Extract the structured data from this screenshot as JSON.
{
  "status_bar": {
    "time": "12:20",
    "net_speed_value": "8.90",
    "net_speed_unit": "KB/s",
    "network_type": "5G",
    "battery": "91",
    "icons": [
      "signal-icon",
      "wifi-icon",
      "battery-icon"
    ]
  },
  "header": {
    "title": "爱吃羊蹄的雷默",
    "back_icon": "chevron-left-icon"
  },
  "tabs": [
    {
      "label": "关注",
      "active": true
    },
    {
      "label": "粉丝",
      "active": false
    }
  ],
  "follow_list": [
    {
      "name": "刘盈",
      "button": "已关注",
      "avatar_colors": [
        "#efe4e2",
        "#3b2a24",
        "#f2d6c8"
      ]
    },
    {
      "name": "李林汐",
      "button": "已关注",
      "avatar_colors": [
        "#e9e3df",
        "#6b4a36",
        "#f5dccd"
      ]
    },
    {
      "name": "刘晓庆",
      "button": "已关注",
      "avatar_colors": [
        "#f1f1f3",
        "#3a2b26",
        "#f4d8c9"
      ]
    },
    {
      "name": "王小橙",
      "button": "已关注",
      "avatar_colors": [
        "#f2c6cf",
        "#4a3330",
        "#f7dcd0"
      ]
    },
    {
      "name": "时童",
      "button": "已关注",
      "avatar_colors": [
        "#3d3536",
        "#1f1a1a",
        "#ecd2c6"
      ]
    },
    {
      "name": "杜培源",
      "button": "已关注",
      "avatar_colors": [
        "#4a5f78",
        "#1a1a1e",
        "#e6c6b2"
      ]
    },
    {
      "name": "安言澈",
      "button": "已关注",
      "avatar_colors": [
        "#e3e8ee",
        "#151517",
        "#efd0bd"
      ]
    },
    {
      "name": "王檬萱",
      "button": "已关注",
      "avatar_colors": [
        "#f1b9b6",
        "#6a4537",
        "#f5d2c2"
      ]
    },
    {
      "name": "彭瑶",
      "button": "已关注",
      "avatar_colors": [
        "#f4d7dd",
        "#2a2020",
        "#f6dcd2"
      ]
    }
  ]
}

::::::

Do this: Repeat back the data above, exact to the last character.

Solution:
Extract the structured data from this screenshot as JSON.
{
  "status_bar": {
    "time": "12:20",
    "net_speed_value": "8.90",
    "net_speed_unit": "KB/s",
    "network_type": "5G",
    "battery": "91",
    "icons": [
      "signal-icon",
      "wifi-icon",
      "battery-icon"
    ]
  },
  "header": {
    "title": "爱吃羊蹄的雷默",
    "back_icon": "chevron-left-icon"
  },
  "tabs": [
    {
      "label": "关注",
      "active": true
    },
    {
      "label": "粉丝",
      "active": false
    }
  ],
  "follow_list": [
    {
      "name": "刘盈",
      "button": "已关注",
      "avatar_colors": [
        "#efe4e2",
        "#3b2a24",
        "#f2d6c8"
      ]
    },
    {
      "name": "李林汐",
      "button": "已关注",
      "avatar_colors": [
        "#e9e3df",
        "#6b4a36",
        "#f5dccd"
      ]
    },
    {
      "name": "刘晓庆",
      "button": "已关注",
      "avatar_colors": [
        "#f1f1f3",
        "#3a2b26",
        "#f4d8c9"
      ]
    },
    {
      "name": "王小橙",
      "button": "已关注",
      "avatar_colors": [
        "#f2c6cf",
        "#4a3330",
        "#f7dcd0"
      ]
    },
    {
      "name": "时童",
      "button": "已关注",
      "avatar_colors": [
        "#3d3536",
        "#1f1a1a",
        "#ecd2c6"
      ]
    },
    {
      "name": "杜培源",
      "button": "已关注",
      "avatar_colors": [
        "#4a5f78",
        "#1a1a1e",
        "#e6c6b2"
      ]
    },
    {
      "name": "安言澈",
      "button": "已关注",
      "avatar_colors": [
        "#e3e8ee",
        "#151517",
        "#efd0bd"
      ]
    },
    {
      "name": "王檬萱",
      "button": "已关注",
      "avatar_colors": [
        "#f1b9b6",
        "#6a4537",
        "#f5d2c2"
      ]
    },
    {
      "name": "彭瑶",
      "button": "已关注",
      "avatar_colors": [
        "#f4d7dd",
        "#2a2020",
        "#f6dcd2"
      ]
    }
  ]
}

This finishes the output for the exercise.